## Exercise directions
Below is a block of records. Copy every line in it that contains the word "Figure".

Stored records
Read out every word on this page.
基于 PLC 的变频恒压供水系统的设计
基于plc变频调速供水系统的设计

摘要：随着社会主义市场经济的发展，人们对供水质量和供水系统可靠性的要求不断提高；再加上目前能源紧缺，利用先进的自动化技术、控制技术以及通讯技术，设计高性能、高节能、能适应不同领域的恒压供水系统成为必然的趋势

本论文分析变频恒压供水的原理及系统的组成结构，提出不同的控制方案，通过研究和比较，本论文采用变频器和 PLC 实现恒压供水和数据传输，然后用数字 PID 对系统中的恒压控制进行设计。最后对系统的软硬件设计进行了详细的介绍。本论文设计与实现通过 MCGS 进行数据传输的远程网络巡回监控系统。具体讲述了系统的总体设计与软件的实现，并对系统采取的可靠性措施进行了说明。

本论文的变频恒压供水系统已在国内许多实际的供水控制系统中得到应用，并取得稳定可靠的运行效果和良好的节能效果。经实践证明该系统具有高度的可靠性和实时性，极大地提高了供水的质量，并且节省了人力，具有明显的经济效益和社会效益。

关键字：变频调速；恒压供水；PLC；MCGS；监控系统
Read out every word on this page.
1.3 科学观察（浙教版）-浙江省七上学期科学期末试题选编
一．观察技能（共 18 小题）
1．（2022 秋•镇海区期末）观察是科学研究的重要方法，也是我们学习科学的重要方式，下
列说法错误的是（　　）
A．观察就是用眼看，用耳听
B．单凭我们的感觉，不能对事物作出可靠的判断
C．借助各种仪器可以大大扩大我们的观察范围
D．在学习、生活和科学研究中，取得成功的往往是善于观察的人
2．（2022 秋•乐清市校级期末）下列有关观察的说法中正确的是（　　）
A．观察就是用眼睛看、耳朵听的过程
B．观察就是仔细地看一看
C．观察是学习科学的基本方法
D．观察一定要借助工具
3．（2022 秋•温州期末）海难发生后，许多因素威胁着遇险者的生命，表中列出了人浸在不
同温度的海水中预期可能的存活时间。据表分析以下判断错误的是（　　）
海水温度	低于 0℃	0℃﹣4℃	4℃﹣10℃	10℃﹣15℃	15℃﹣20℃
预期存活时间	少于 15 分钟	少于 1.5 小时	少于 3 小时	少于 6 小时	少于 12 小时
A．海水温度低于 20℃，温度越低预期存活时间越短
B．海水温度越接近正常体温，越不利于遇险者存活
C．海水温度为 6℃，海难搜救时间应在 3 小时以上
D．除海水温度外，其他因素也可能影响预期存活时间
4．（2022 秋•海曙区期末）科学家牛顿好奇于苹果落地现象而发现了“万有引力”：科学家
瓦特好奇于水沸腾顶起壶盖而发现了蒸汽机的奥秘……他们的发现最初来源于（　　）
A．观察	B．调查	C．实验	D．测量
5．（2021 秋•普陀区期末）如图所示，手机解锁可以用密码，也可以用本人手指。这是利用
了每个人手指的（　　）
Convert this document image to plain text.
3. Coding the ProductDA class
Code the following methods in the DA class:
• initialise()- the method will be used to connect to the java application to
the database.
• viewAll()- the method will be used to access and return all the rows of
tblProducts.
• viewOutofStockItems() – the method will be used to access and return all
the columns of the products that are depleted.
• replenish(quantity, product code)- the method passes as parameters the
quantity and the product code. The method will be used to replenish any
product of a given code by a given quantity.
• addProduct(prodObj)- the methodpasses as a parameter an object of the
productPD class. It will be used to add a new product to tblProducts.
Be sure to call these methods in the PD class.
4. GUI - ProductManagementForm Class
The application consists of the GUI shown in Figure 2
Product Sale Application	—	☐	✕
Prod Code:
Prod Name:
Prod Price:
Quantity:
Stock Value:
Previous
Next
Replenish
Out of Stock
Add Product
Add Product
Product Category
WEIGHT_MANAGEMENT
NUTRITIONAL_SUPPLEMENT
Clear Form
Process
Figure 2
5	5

## Solution for this task
The application consists of the GUI shown in Figure 2
Figure 2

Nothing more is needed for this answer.